- **Stated problem**
Within the records that follow, find every line containing the string "keep". Copy those lines.

--- Start of Exercise inputs ---

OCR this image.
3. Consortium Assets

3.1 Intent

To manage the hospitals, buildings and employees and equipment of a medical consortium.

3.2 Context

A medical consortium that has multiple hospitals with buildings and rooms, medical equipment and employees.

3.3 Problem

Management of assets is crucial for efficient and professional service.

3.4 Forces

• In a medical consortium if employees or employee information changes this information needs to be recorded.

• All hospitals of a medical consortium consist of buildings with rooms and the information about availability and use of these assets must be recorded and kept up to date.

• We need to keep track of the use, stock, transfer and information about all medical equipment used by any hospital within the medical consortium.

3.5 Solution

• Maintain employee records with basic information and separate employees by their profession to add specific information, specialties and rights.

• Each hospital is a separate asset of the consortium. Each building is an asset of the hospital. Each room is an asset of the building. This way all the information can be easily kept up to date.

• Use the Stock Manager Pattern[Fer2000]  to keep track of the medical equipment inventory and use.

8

--- End of Exercise inputs ---
--- Start of Exercise inputs ---

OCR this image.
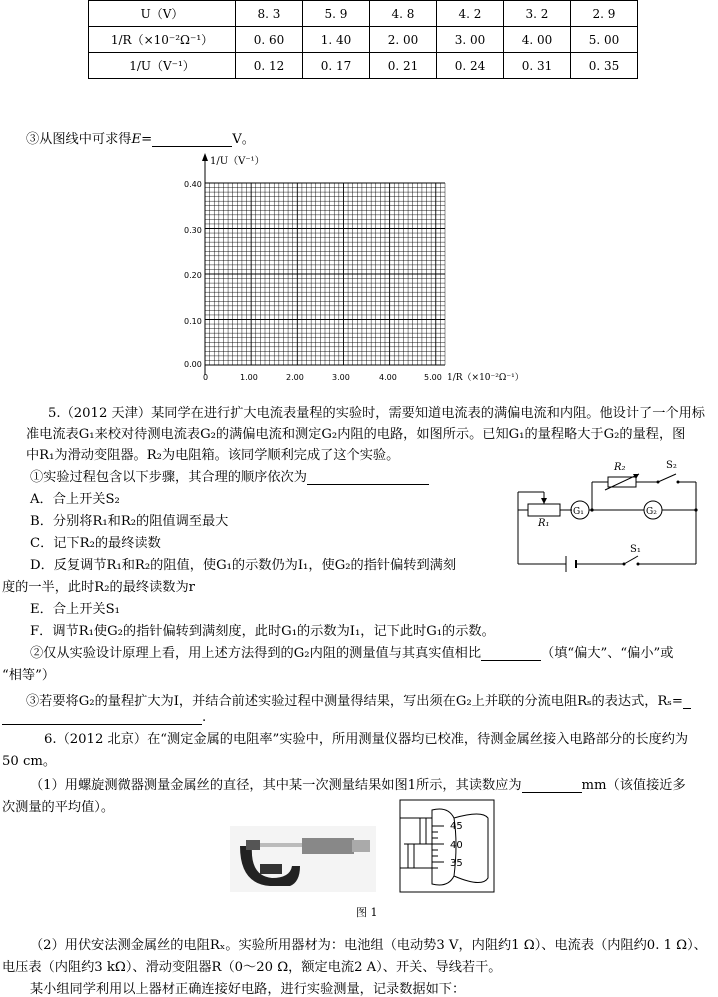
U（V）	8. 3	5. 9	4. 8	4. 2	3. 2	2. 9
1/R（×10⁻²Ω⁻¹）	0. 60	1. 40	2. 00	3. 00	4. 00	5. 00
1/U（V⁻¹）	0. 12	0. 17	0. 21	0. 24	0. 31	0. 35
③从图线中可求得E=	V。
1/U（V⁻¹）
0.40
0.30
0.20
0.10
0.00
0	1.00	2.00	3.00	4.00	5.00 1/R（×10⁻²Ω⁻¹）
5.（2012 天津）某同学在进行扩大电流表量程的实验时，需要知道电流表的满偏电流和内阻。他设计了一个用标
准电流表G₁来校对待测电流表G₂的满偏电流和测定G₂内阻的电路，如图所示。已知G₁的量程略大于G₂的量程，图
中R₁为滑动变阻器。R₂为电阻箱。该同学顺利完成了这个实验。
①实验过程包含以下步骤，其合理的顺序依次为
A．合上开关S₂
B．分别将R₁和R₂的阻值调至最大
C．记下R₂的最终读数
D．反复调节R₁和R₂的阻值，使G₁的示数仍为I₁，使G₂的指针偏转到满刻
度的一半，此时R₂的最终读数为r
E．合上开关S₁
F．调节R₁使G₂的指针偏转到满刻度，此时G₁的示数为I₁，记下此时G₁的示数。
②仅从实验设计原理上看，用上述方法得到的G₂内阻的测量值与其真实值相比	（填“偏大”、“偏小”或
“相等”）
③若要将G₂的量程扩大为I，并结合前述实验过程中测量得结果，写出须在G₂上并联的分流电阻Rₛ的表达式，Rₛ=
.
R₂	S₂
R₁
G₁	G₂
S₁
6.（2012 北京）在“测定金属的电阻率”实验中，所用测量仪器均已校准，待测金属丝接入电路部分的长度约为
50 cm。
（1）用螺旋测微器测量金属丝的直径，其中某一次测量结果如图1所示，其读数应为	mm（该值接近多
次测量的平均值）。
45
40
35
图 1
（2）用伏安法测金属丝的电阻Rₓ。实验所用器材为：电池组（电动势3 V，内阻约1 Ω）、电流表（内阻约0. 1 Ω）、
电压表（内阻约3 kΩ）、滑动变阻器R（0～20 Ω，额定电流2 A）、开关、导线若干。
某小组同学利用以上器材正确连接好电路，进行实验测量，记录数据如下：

--- End of Exercise inputs ---

- **Worked answer**
• We need to keep track of the use, stock, transfer and information about all medical equipment used by any hospital within the medical consortium.
• Use the Stock Manager Pattern[Fer2000]  to keep track of the medical equipment inventory and use.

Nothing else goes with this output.